A block of data
· · · · · · ·
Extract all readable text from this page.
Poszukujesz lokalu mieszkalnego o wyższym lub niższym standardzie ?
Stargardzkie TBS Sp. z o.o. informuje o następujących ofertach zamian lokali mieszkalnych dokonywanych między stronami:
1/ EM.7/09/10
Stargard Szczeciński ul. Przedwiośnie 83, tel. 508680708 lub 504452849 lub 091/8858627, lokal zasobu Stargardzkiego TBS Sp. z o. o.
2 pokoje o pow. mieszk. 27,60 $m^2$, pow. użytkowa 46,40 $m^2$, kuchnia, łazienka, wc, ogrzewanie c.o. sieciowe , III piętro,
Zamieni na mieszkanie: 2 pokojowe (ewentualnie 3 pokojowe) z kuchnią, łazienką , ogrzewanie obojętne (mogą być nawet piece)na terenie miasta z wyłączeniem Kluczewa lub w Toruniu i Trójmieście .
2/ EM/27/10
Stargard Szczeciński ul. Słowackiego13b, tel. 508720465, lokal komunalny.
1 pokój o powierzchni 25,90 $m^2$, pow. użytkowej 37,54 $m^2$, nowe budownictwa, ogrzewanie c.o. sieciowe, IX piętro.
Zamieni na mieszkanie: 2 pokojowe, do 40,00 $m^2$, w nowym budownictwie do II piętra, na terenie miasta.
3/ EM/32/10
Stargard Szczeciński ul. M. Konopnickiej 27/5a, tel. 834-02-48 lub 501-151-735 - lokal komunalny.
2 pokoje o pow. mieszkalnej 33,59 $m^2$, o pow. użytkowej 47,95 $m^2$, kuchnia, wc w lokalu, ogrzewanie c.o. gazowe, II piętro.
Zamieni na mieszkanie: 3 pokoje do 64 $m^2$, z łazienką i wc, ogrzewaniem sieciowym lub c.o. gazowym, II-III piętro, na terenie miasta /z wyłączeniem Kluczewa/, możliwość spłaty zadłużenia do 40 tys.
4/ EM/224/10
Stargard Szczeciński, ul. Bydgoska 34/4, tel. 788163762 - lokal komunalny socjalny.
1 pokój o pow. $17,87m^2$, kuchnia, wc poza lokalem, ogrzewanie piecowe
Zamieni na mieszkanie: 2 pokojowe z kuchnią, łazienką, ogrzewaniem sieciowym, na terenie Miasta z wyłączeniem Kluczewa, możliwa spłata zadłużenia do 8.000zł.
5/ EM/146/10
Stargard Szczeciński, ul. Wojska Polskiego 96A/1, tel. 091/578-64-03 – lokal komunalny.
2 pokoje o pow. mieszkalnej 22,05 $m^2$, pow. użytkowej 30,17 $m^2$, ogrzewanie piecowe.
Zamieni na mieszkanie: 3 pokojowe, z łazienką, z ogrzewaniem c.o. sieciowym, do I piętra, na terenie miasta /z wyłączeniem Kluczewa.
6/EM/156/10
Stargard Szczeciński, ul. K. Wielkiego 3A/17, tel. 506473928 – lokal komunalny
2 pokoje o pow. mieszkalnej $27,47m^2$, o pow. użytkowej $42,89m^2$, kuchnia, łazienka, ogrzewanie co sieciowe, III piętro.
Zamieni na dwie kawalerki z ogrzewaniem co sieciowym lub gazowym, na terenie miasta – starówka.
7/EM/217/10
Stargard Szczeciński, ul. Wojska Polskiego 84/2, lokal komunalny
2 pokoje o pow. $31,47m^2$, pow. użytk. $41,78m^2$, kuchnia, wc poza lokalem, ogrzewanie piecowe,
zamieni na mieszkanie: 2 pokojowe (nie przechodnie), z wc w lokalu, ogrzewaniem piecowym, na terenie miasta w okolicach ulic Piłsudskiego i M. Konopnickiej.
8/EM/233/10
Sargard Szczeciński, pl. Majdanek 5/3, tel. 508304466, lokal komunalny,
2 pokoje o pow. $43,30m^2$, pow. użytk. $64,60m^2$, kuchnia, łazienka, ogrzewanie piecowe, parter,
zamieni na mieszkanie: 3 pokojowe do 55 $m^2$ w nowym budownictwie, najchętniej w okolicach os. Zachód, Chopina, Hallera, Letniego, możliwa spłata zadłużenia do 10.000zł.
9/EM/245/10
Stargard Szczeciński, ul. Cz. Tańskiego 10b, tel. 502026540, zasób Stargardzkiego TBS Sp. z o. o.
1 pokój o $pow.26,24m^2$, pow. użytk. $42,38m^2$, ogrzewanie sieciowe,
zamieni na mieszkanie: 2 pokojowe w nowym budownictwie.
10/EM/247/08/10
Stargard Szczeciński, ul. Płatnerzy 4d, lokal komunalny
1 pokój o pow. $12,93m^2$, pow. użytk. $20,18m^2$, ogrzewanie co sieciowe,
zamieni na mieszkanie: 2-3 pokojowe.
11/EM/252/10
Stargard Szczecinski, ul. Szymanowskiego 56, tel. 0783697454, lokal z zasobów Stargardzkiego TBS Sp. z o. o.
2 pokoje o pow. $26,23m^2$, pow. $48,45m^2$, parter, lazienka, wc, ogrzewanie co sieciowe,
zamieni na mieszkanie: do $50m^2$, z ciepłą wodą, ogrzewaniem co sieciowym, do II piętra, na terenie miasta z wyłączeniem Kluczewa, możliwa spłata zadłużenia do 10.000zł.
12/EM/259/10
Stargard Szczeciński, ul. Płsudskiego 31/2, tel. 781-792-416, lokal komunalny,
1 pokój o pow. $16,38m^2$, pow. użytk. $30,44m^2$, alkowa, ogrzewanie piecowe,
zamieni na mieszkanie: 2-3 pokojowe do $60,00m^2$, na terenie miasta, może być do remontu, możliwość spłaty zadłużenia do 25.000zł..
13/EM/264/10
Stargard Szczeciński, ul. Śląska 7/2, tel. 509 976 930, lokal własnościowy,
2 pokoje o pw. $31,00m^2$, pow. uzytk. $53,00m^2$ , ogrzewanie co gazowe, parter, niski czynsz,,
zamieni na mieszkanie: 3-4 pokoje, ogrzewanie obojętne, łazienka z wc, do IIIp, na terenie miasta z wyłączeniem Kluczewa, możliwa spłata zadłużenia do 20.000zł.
· · · · · · ·
*WHAT YOU NEED TO DO*
How many of the lines above hold "Konopnickiej"? Answer with only the number.

*RESULT OF THE TASK*
2